■ GIVEN DATA:
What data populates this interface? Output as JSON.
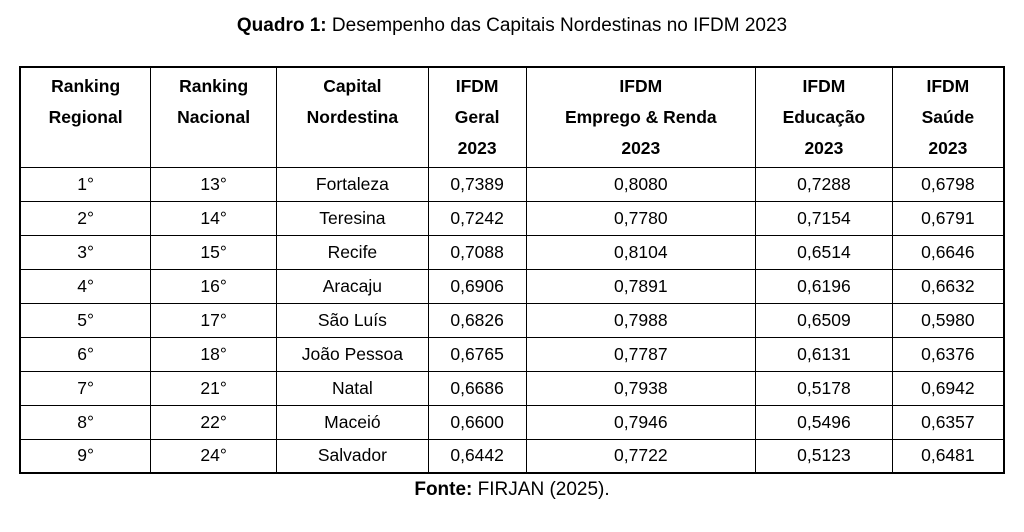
{
  "title": {
    "label_bold": "Quadro 1:",
    "label_rest": " Desempenho das Capitais Nordestinas no IFDM 2023"
  },
  "table": {
    "columns": [
      {
        "name": "ranking-regional",
        "lines": [
          "Ranking",
          "Regional"
        ]
      },
      {
        "name": "ranking-nacional",
        "lines": [
          "Ranking",
          "Nacional"
        ]
      },
      {
        "name": "capital-nordestina",
        "lines": [
          "Capital",
          "Nordestina"
        ]
      },
      {
        "name": "ifdm-geral",
        "lines": [
          "IFDM",
          "Geral",
          "2023"
        ]
      },
      {
        "name": "ifdm-emprego-renda",
        "lines": [
          "IFDM",
          "Emprego & Renda",
          "2023"
        ]
      },
      {
        "name": "ifdm-educacao",
        "lines": [
          "IFDM",
          "Educação",
          "2023"
        ]
      },
      {
        "name": "ifdm-saude",
        "lines": [
          "IFDM",
          "Saúde",
          "2023"
        ]
      }
    ],
    "rows": [
      [
        "1°",
        "13°",
        "Fortaleza",
        "0,7389",
        "0,8080",
        "0,7288",
        "0,6798"
      ],
      [
        "2°",
        "14°",
        "Teresina",
        "0,7242",
        "0,7780",
        "0,7154",
        "0,6791"
      ],
      [
        "3°",
        "15°",
        "Recife",
        "0,7088",
        "0,8104",
        "0,6514",
        "0,6646"
      ],
      [
        "4°",
        "16°",
        "Aracaju",
        "0,6906",
        "0,7891",
        "0,6196",
        "0,6632"
      ],
      [
        "5°",
        "17°",
        "São Luís",
        "0,6826",
        "0,7988",
        "0,6509",
        "0,5980"
      ],
      [
        "6°",
        "18°",
        "João Pessoa",
        "0,6765",
        "0,7787",
        "0,6131",
        "0,6376"
      ],
      [
        "7°",
        "21°",
        "Natal",
        "0,6686",
        "0,7938",
        "0,5178",
        "0,6942"
      ],
      [
        "8°",
        "22°",
        "Maceió",
        "0,6600",
        "0,7946",
        "0,5496",
        "0,6357"
      ],
      [
        "9°",
        "24°",
        "Salvador",
        "0,6442",
        "0,7722",
        "0,5123",
        "0,6481"
      ]
    ]
  },
  "footer": {
    "label_bold": "Fonte:",
    "label_rest": " FIRJAN (2025)."
  },
  "colors": {
    "text": "#000000",
    "border": "#000000",
    "background": "#ffffff"
  }
}
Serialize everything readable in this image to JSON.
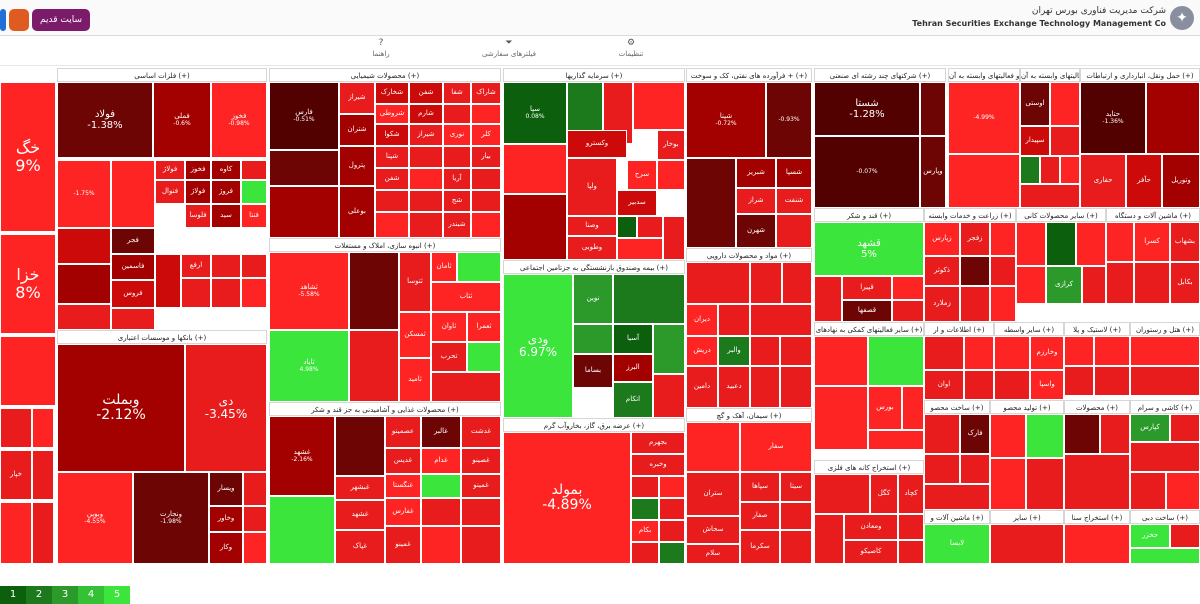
{
  "header": {
    "org_title_fa": "شرکت مدیریت فناوری بورس تهران",
    "org_title_en": "Tehran Securities Exchange Technology Management Co",
    "old_site_label": "سایت قدیم"
  },
  "toolbar": {
    "items": [
      {
        "label": "تنظیمات",
        "icon": "gear-icon"
      },
      {
        "label": "فیلتر‌های سفارشی",
        "icon": "filter-icon"
      },
      {
        "label": "راهنما",
        "icon": "help-icon"
      }
    ]
  },
  "colors": {
    "d3": "#a30000",
    "d2": "#cc0a0a",
    "d1": "#e81c1c",
    "z": "#ff2424",
    "u1": "#2b9a2b",
    "u2": "#1c7a1c",
    "u3": "#3ce53c",
    "dark1": "#6d0505",
    "dark2": "#520000",
    "green_dark": "#0c5f0c"
  },
  "legend": [
    "1",
    "2",
    "3",
    "4",
    "5"
  ],
  "sectors": [
    {
      "title": "قند و شکر",
      "x": 0,
      "y": 0,
      "w": 1,
      "h": 1
    }
  ]
}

■ DESCRIPTION OF THE TASK: Select all lines in the listing that include the word "this".

■ WRITTEN ANSWER:
What data populates this interface? Output as JSON.
Serialize everything readable in this image to JSON.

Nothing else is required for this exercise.